▶ GIVEN PROBLEM
Output all the material that follows, exactly as given.

----- RECORD EXTRACTS -----

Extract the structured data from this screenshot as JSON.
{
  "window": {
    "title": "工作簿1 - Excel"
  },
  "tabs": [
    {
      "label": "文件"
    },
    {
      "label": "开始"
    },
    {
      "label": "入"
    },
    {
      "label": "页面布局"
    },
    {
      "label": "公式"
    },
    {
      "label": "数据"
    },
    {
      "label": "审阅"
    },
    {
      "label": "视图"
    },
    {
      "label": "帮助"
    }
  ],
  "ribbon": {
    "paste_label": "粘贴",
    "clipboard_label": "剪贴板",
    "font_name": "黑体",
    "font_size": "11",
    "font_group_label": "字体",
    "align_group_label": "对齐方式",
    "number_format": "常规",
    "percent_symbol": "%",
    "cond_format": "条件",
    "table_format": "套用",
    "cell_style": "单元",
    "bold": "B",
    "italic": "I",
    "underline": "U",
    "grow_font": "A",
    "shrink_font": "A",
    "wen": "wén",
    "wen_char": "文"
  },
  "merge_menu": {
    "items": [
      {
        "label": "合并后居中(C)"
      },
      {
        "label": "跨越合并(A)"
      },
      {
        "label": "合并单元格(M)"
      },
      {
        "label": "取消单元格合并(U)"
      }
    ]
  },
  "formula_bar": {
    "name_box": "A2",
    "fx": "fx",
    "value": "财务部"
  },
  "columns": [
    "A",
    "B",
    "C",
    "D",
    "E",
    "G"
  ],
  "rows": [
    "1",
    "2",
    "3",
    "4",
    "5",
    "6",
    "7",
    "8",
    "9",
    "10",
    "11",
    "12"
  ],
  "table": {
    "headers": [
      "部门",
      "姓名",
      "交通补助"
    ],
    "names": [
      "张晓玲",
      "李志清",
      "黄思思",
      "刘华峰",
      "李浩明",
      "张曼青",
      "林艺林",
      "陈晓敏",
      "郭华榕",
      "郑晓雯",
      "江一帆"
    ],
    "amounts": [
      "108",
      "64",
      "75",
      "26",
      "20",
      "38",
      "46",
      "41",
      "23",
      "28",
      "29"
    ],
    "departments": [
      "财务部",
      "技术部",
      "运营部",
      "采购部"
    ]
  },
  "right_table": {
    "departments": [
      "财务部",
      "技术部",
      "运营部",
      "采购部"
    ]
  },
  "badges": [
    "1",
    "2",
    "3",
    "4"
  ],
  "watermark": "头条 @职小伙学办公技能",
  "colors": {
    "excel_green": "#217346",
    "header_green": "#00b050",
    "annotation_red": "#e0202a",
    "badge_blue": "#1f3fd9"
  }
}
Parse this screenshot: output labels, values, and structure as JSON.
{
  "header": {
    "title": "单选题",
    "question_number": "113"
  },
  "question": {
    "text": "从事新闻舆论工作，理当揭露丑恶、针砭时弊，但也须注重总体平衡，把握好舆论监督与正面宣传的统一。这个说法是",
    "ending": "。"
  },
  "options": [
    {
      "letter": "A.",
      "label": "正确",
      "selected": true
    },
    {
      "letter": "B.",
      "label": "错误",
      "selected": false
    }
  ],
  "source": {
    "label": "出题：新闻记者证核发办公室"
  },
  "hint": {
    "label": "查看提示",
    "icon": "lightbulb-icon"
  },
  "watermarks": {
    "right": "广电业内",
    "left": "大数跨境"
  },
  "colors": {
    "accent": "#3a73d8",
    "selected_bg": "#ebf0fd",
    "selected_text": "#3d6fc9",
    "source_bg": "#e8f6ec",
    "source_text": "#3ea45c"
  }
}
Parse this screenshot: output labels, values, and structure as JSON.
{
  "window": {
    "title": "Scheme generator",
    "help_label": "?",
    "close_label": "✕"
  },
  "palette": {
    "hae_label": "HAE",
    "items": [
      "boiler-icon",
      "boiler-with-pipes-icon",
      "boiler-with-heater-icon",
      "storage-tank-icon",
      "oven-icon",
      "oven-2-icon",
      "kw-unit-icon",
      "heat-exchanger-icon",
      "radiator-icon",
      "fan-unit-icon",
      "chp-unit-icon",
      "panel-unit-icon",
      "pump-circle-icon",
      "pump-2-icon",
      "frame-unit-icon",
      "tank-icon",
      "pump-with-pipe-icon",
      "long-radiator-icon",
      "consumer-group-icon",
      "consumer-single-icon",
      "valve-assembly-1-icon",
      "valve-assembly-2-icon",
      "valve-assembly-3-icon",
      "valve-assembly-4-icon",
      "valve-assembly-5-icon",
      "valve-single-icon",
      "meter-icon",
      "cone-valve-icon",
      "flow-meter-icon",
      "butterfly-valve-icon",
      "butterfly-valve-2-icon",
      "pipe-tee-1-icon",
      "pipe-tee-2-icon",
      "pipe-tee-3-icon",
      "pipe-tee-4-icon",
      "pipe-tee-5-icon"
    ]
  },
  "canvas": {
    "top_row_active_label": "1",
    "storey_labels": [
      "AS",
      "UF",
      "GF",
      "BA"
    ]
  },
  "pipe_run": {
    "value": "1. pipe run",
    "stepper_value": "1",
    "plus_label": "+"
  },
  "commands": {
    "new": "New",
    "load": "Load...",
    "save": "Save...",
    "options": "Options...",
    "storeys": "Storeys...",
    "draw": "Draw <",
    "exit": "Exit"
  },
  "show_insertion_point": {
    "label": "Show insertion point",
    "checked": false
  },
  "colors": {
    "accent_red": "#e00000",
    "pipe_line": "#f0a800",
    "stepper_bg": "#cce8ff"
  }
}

-----

▶ ANSWER
Extract the structured data from this screenshot as JSON.
{
  "window": {
    "title": "工作簿1 - Excel"
  },
  "tabs": [
    {
      "label": "文件"
    },
    {
      "label": "开始"
    },
    {
      "label": "入"
    },
    {
      "label": "页面布局"
    },
    {
      "label": "公式"
    },
    {
      "label": "数据"
    },
    {
      "label": "审阅"
    },
    {
      "label": "视图"
    },
    {
      "label": "帮助"
    }
  ],
  "ribbon": {
    "paste_label": "粘贴",
    "clipboard_label": "剪贴板",
    "font_name": "黑体",
    "font_size": "11",
    "font_group_label": "字体",
    "align_group_label": "对齐方式",
    "number_format": "常规",
    "percent_symbol": "%",
    "cond_format": "条件",
    "table_format": "套用",
    "cell_style": "单元",
    "bold": "B",
    "italic": "I",
    "underline": "U",
    "grow_font": "A",
    "shrink_font": "A",
    "wen": "wén",
    "wen_char": "文"
  },
  "merge_menu": {
    "items": [
      {
        "label": "合并后居中(C)"
      },
      {
        "label": "跨越合并(A)"
      },
      {
        "label": "合并单元格(M)"
      },
      {
        "label": "取消单元格合并(U)"
      }
    ]
  },
  "formula_bar": {
    "name_box": "A2",
    "fx": "fx",
    "value": "财务部"
  },
  "columns": [
    "A",
    "B",
    "C",
    "D",
    "E",
    "G"
  ],
  "rows": [
    "1",
    "2",
    "3",
    "4",
    "5",
    "6",
    "7",
    "8",
    "9",
    "10",
    "11",
    "12"
  ],
  "table": {
    "headers": [
      "部门",
      "姓名",
      "交通补助"
    ],
    "names": [
      "张晓玲",
      "李志清",
      "黄思思",
      "刘华峰",
      "李浩明",
      "张曼青",
      "林艺林",
      "陈晓敏",
      "郭华榕",
      "郑晓雯",
      "江一帆"
    ],
    "amounts": [
      "108",
      "64",
      "75",
      "26",
      "20",
      "38",
      "46",
      "41",
      "23",
      "28",
      "29"
    ],
    "departments": [
      "财务部",
      "技术部",
      "运营部",
      "采购部"
    ]
  },
  "right_table": {
    "departments": [
      "财务部",
      "技术部",
      "运营部",
      "采购部"
    ]
  },
  "badges": [
    "1",
    "2",
    "3",
    "4"
  ],
  "watermark": "头条 @职小伙学办公技能",
  "colors": {
    "excel_green": "#217346",
    "header_green": "#00b050",
    "annotation_red": "#e0202a",
    "badge_blue": "#1f3fd9"
  }
}
Parse this screenshot: output labels, values, and structure as JSON.
{
  "header": {
    "title": "单选题",
    "question_number": "113"
  },
  "question": {
    "text": "从事新闻舆论工作，理当揭露丑恶、针砭时弊，但也须注重总体平衡，把握好舆论监督与正面宣传的统一。这个说法是",
    "ending": "。"
  },
  "options": [
    {
      "letter": "A.",
      "label": "正确",
      "selected": true
    },
    {
      "letter": "B.",
      "label": "错误",
      "selected": false
    }
  ],
  "source": {
    "label": "出题：新闻记者证核发办公室"
  },
  "hint": {
    "label": "查看提示",
    "icon": "lightbulb-icon"
  },
  "watermarks": {
    "right": "广电业内",
    "left": "大数跨境"
  },
  "colors": {
    "accent": "#3a73d8",
    "selected_bg": "#ebf0fd",
    "selected_text": "#3d6fc9",
    "source_bg": "#e8f6ec",
    "source_text": "#3ea45c"
  }
}
Parse this screenshot: output labels, values, and structure as JSON.
{
  "window": {
    "title": "Scheme generator",
    "help_label": "?",
    "close_label": "✕"
  },
  "palette": {
    "hae_label": "HAE",
    "items": [
      "boiler-icon",
      "boiler-with-pipes-icon",
      "boiler-with-heater-icon",
      "storage-tank-icon",
      "oven-icon",
      "oven-2-icon",
      "kw-unit-icon",
      "heat-exchanger-icon",
      "radiator-icon",
      "fan-unit-icon",
      "chp-unit-icon",
      "panel-unit-icon",
      "pump-circle-icon",
      "pump-2-icon",
      "frame-unit-icon",
      "tank-icon",
      "pump-with-pipe-icon",
      "long-radiator-icon",
      "consumer-group-icon",
      "consumer-single-icon",
      "valve-assembly-1-icon",
      "valve-assembly-2-icon",
      "valve-assembly-3-icon",
      "valve-assembly-4-icon",
      "valve-assembly-5-icon",
      "valve-single-icon",
      "meter-icon",
      "cone-valve-icon",
      "flow-meter-icon",
      "butterfly-valve-icon",
      "butterfly-valve-2-icon",
      "pipe-tee-1-icon",
      "pipe-tee-2-icon",
      "pipe-tee-3-icon",
      "pipe-tee-4-icon",
      "pipe-tee-5-icon"
    ]
  },
  "canvas": {
    "top_row_active_label": "1",
    "storey_labels": [
      "AS",
      "UF",
      "GF",
      "BA"
    ]
  },
  "pipe_run": {
    "value": "1. pipe run",
    "stepper_value": "1",
    "plus_label": "+"
  },
  "commands": {
    "new": "New",
    "load": "Load...",
    "save": "Save...",
    "options": "Options...",
    "storeys": "Storeys...",
    "draw": "Draw <",
    "exit": "Exit"
  },
  "show_insertion_point": {
    "label": "Show insertion point",
    "checked": false
  },
  "colors": {
    "accent_red": "#e00000",
    "pipe_line": "#f0a800",
    "stepper_bg": "#cce8ff"
  }
}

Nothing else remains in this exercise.